Every record must be repeated exactly; omit any pictures they contain.
-- start Record excerpts --
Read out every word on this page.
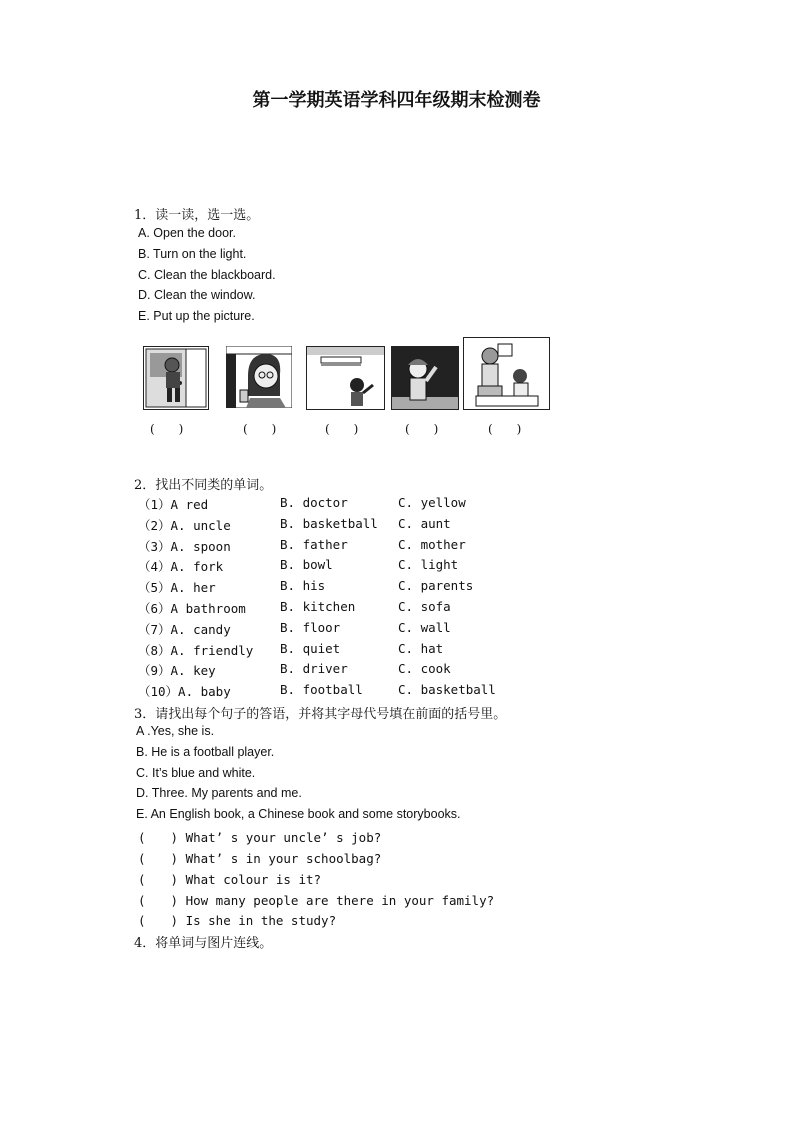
第一学期英语学科四年级期末检测卷
1．读一读，选一选。
A. Open the door.
B. Turn on the light.
C. Clean the blackboard.
D. Clean the window.
E. Put up the picture.
(　　)	(　　)	(　　)	(　　)	(　　)
2．找出不同类的单词。
（1）A red	B. doctor	C. yellow
（2）A. uncle	B. basketball C. aunt
（3）A. spoon	B. father	C. mother
（4）A. fork	B. bowl	C. light
（5）A. her	B. his	C. parents
（6）A bathroom	B. kitchen	C. sofa
（7）A. candy	B. floor	C. wall
（8）A. friendly B. quiet	C. hat
（9）A. key	B. driver	C. cook
（10）A. baby	B. football	C. basketball
3．请找出每个句子的答语，并将其字母代号填在前面的括号里。
A .Yes, she is.
B. He is a football player.
C. It’s blue and white.
D. Three. My parents and me.
E. An English book, a Chinese book and some storybooks.
(　　) What’ s your uncle’ s job?
(　　) What’ s in your schoolbag?
(　　) What colour is it?
(　　) How many people are there in your family?
(　　) Is she in the study?
4．将单词与图片连线。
-- end Record excerpts --
[Reply]
Read out every word on this page.
第一学期英语学科四年级期末检测卷
1．读一读，选一选。
A. Open the door.
B. Turn on the light.
C. Clean the blackboard.
D. Clean the window.
E. Put up the picture.
(　　)	(　　)	(　　)	(　　)	(　　)
2．找出不同类的单词。
（1）A red	B. doctor	C. yellow
（2）A. uncle	B. basketball C. aunt
（3）A. spoon	B. father	C. mother
（4）A. fork	B. bowl	C. light
（5）A. her	B. his	C. parents
（6）A bathroom	B. kitchen	C. sofa
（7）A. candy	B. floor	C. wall
（8）A. friendly B. quiet	C. hat
（9）A. key	B. driver	C. cook
（10）A. baby	B. football	C. basketball
3．请找出每个句子的答语，并将其字母代号填在前面的括号里。
A .Yes, she is.
B. He is a football player.
C. It’s blue and white.
D. Three. My parents and me.
E. An English book, a Chinese book and some storybooks.
(　　) What’ s your uncle’ s job?
(　　) What’ s in your schoolbag?
(　　) What colour is it?
(　　) How many people are there in your family?
(　　) Is she in the study?
4．将单词与图片连线。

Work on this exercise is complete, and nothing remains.